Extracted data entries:
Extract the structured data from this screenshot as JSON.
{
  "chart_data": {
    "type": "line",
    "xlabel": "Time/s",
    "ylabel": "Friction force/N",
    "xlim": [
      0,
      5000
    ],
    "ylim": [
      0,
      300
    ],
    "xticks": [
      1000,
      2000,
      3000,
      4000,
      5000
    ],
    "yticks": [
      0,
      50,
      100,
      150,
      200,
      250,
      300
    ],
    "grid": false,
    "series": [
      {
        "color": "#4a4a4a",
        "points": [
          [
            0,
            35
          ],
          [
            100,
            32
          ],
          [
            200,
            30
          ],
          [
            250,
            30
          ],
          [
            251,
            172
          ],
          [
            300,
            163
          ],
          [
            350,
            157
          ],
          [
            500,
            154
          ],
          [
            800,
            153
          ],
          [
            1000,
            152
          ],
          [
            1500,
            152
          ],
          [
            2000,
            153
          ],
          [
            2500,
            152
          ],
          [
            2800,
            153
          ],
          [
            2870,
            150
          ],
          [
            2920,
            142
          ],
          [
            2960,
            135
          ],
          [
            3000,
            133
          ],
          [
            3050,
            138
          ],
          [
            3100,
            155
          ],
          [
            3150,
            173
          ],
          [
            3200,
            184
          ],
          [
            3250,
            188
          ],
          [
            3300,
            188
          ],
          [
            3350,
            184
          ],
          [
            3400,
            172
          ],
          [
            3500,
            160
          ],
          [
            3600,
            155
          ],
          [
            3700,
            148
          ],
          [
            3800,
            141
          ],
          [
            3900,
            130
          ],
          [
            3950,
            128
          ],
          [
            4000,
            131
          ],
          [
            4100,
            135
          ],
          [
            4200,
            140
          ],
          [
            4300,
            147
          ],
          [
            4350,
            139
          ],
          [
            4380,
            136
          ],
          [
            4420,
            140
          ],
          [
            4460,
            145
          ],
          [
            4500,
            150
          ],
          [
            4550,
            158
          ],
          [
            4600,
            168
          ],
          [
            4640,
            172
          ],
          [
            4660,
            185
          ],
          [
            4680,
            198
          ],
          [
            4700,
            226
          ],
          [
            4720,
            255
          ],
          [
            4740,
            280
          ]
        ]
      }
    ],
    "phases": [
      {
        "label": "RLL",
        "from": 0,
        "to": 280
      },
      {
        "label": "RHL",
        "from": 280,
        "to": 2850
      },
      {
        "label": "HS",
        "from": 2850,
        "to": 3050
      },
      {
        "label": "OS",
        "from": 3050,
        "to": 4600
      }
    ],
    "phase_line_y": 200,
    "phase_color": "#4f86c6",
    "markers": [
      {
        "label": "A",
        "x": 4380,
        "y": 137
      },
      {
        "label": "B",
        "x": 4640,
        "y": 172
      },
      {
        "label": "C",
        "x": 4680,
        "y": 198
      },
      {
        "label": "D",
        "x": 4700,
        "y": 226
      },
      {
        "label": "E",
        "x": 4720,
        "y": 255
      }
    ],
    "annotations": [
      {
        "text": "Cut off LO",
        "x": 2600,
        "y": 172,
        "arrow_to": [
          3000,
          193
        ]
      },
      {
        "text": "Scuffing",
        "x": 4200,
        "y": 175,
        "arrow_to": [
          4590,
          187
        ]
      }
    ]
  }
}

Aim of the exercise: Search the records for the word "from", then list every line that has it.

Worked solution:
Extract the structured data from this screenshot as JSON.
        "from": 0,
        "from": 280,
        "from": 2850,
        "from": 3050,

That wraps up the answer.